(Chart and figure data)
· · · ·
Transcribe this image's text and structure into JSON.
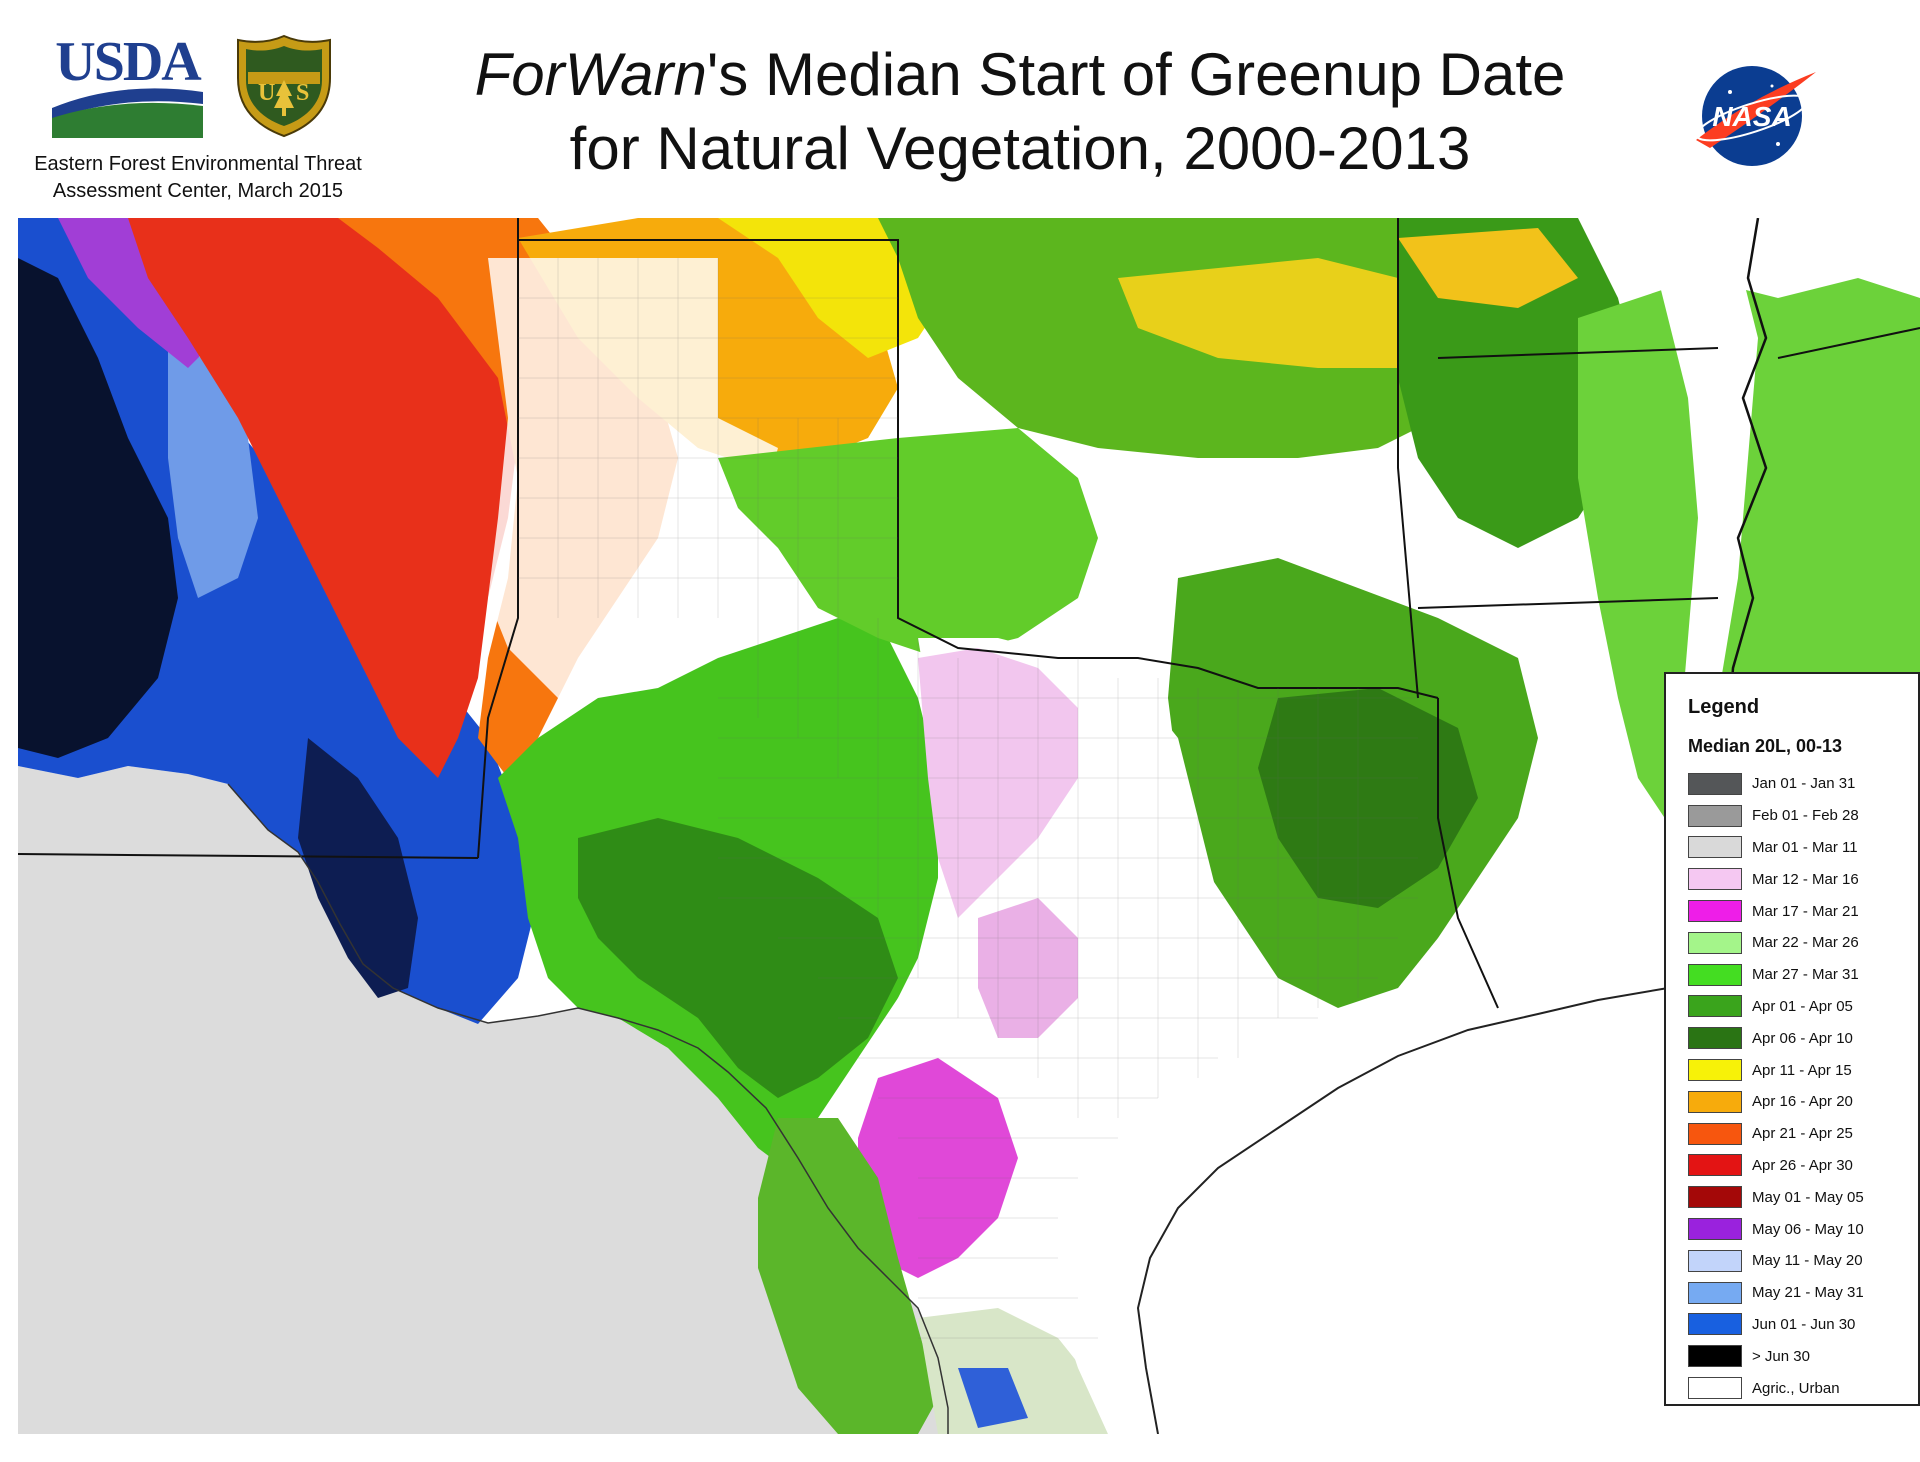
{
  "header": {
    "usda_logo_text": "USDA",
    "forest_service_logo_text": "U S",
    "organization_line1": "Eastern Forest Environmental Threat",
    "organization_line2": "Assessment Center, March 2015",
    "title_brand": "ForWarn",
    "title_rest_line1": "'s Median Start of Greenup Date",
    "title_line2": "for Natural Vegetation, 2000-2013",
    "nasa_logo_text": "NASA"
  },
  "legend": {
    "title": "Legend",
    "subtitle": "Median 20L, 00-13",
    "items": [
      {
        "label": "Jan 01 - Jan 31",
        "color": "#545658"
      },
      {
        "label": "Feb 01 - Feb 28",
        "color": "#9a9a9a"
      },
      {
        "label": "Mar 01 - Mar 11",
        "color": "#d9d9d9"
      },
      {
        "label": "Mar 12 - Mar 16",
        "color": "#f5c8f2"
      },
      {
        "label": "Mar 17 - Mar 21",
        "color": "#ee1ee8"
      },
      {
        "label": "Mar 22 - Mar 26",
        "color": "#a4f58a"
      },
      {
        "label": "Mar 27 - Mar 31",
        "color": "#44dd22"
      },
      {
        "label": "Apr 01 - Apr 05",
        "color": "#3aa41c"
      },
      {
        "label": "Apr 06 - Apr 10",
        "color": "#2a7414"
      },
      {
        "label": "Apr 11 - Apr 15",
        "color": "#f7f208"
      },
      {
        "label": "Apr 16 - Apr 20",
        "color": "#f7ab0c"
      },
      {
        "label": "Apr 21 - Apr 25",
        "color": "#f7560e"
      },
      {
        "label": "Apr 26 - Apr 30",
        "color": "#e31414"
      },
      {
        "label": "May 01 - May 05",
        "color": "#a40808"
      },
      {
        "label": "May 06 - May 10",
        "color": "#9a22dd"
      },
      {
        "label": "May 11 - May 20",
        "color": "#c2d4fa"
      },
      {
        "label": "May 21 - May 31",
        "color": "#76aaf2"
      },
      {
        "label": "Jun 01 - Jun 30",
        "color": "#1860e0"
      },
      {
        "label": "> Jun 30",
        "color": "#000000"
      },
      {
        "label": "Agric., Urban",
        "color": "#ffffff"
      }
    ]
  },
  "map": {
    "background_color": "#dddddd",
    "land_color": "#ffffff",
    "outside_coverage_color": "#dcdcdc"
  }
}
· · · ·
» Problem description: Give an exact reproduction of every line, leaving out any picture.

» Response for this exercise:
Transcribe this image's text and structure into JSON.
{
  "header": {
    "usda_logo_text": "USDA",
    "forest_service_logo_text": "U S",
    "organization_line1": "Eastern Forest Environmental Threat",
    "organization_line2": "Assessment Center, March 2015",
    "title_brand": "ForWarn",
    "title_rest_line1": "'s Median Start of Greenup Date",
    "title_line2": "for Natural Vegetation, 2000-2013",
    "nasa_logo_text": "NASA"
  },
  "legend": {
    "title": "Legend",
    "subtitle": "Median 20L, 00-13",
    "items": [
      {
        "label": "Jan 01 - Jan 31",
        "color": "#545658"
      },
      {
        "label": "Feb 01 - Feb 28",
        "color": "#9a9a9a"
      },
      {
        "label": "Mar 01 - Mar 11",
        "color": "#d9d9d9"
      },
      {
        "label": "Mar 12 - Mar 16",
        "color": "#f5c8f2"
      },
      {
        "label": "Mar 17 - Mar 21",
        "color": "#ee1ee8"
      },
      {
        "label": "Mar 22 - Mar 26",
        "color": "#a4f58a"
      },
      {
        "label": "Mar 27 - Mar 31",
        "color": "#44dd22"
      },
      {
        "label": "Apr 01 - Apr 05",
        "color": "#3aa41c"
      },
      {
        "label": "Apr 06 - Apr 10",
        "color": "#2a7414"
      },
      {
        "label": "Apr 11 - Apr 15",
        "color": "#f7f208"
      },
      {
        "label": "Apr 16 - Apr 20",
        "color": "#f7ab0c"
      },
      {
        "label": "Apr 21 - Apr 25",
        "color": "#f7560e"
      },
      {
        "label": "Apr 26 - Apr 30",
        "color": "#e31414"
      },
      {
        "label": "May 01 - May 05",
        "color": "#a40808"
      },
      {
        "label": "May 06 - May 10",
        "color": "#9a22dd"
      },
      {
        "label": "May 11 - May 20",
        "color": "#c2d4fa"
      },
      {
        "label": "May 21 - May 31",
        "color": "#76aaf2"
      },
      {
        "label": "Jun 01 - Jun 30",
        "color": "#1860e0"
      },
      {
        "label": "> Jun 30",
        "color": "#000000"
      },
      {
        "label": "Agric., Urban",
        "color": "#ffffff"
      }
    ]
  },
  "map": {
    "background_color": "#dddddd",
    "land_color": "#ffffff",
    "outside_coverage_color": "#dcdcdc"
  }
}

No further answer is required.